■ ABOUT THIS EXERCISE ■
Every line with the string "lessons" must be copied from the entries below.

──────── EXERCISE INPUT

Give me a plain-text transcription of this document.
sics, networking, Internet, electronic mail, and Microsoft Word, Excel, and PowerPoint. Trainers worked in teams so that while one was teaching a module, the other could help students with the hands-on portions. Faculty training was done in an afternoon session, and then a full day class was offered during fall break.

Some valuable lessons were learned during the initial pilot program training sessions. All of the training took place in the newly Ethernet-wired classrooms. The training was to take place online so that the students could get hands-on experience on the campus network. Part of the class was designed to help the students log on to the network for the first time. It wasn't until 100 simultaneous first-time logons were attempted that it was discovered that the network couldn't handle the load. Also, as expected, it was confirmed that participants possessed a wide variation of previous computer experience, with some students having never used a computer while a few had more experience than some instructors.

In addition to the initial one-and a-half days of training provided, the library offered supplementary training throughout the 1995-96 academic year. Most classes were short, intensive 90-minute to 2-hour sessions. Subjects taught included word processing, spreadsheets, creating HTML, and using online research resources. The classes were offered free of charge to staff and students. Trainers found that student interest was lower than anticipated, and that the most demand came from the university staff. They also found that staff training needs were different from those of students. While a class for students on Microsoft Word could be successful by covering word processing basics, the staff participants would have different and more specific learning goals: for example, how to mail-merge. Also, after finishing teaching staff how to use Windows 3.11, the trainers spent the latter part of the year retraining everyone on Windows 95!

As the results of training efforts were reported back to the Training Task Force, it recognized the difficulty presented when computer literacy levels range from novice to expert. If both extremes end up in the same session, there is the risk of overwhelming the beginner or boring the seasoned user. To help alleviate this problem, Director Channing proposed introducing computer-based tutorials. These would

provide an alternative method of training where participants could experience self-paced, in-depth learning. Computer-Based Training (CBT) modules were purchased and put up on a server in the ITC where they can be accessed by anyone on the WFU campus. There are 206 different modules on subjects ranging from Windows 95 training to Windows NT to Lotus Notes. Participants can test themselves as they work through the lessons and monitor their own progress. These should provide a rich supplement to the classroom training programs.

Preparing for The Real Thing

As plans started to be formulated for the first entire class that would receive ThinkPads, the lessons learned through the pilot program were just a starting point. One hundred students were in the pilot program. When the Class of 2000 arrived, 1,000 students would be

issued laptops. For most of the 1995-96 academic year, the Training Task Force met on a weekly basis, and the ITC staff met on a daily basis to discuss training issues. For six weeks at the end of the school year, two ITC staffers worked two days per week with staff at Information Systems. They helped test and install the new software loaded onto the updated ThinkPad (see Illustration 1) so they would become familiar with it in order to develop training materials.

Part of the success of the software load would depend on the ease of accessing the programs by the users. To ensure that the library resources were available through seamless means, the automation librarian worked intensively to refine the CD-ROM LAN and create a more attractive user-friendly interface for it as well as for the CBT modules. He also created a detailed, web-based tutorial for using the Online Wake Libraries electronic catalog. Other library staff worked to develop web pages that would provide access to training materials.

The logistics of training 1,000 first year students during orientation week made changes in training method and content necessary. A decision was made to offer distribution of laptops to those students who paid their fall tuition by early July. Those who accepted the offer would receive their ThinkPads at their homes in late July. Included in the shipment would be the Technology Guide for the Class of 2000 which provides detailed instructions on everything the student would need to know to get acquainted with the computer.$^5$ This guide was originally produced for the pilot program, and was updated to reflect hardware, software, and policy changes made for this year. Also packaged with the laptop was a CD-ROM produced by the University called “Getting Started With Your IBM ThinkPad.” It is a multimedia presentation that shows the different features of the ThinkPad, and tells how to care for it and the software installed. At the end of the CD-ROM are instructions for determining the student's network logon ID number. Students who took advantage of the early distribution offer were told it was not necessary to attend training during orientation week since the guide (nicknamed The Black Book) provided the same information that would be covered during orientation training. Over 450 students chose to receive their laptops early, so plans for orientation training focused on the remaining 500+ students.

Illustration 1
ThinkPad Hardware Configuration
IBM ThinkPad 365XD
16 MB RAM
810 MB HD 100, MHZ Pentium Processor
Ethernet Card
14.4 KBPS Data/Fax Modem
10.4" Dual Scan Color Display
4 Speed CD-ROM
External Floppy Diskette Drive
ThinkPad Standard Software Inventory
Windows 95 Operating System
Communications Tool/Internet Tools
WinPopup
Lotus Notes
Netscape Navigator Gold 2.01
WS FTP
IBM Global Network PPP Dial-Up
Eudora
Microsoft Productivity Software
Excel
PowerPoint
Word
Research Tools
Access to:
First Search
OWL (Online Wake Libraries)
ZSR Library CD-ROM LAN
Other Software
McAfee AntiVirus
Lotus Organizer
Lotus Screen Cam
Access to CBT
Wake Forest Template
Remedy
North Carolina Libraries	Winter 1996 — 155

────────────────

■ OUTPUT FOR THIS EXERCISE ■
Some valuable lessons were learned during the initial pilot program training sessions. All of the training took place in the newly Ethernet-wired classrooms. The training was to take place online so that the students could get hands-on experience on the campus network. Part of the class was designed to help the students log on to the network for the first time. It wasn't until 100 simultaneous first-time logons were attempted that it was discovered that the network couldn't handle the load. Also, as expected, it was confirmed that participants possessed a wide variation of previous computer experience, with some students having never used a computer while a few had more experience than some instructors.
provide an alternative method of training where participants could experience self-paced, in-depth learning. Computer-Based Training (CBT) modules were purchased and put up on a server in the ITC where they can be accessed by anyone on the WFU campus. There are 206 different modules on subjects ranging from Windows 95 training to Windows NT to Lotus Notes. Participants can test themselves as they work through the lessons and monitor their own progress. These should provide a rich supplement to the classroom training programs.
As plans started to be formulated for the first entire class that would receive ThinkPads, the lessons learned through the pilot program were just a starting point. One hundred students were in the pilot program. When the Class of 2000 arrived, 1,000 students would be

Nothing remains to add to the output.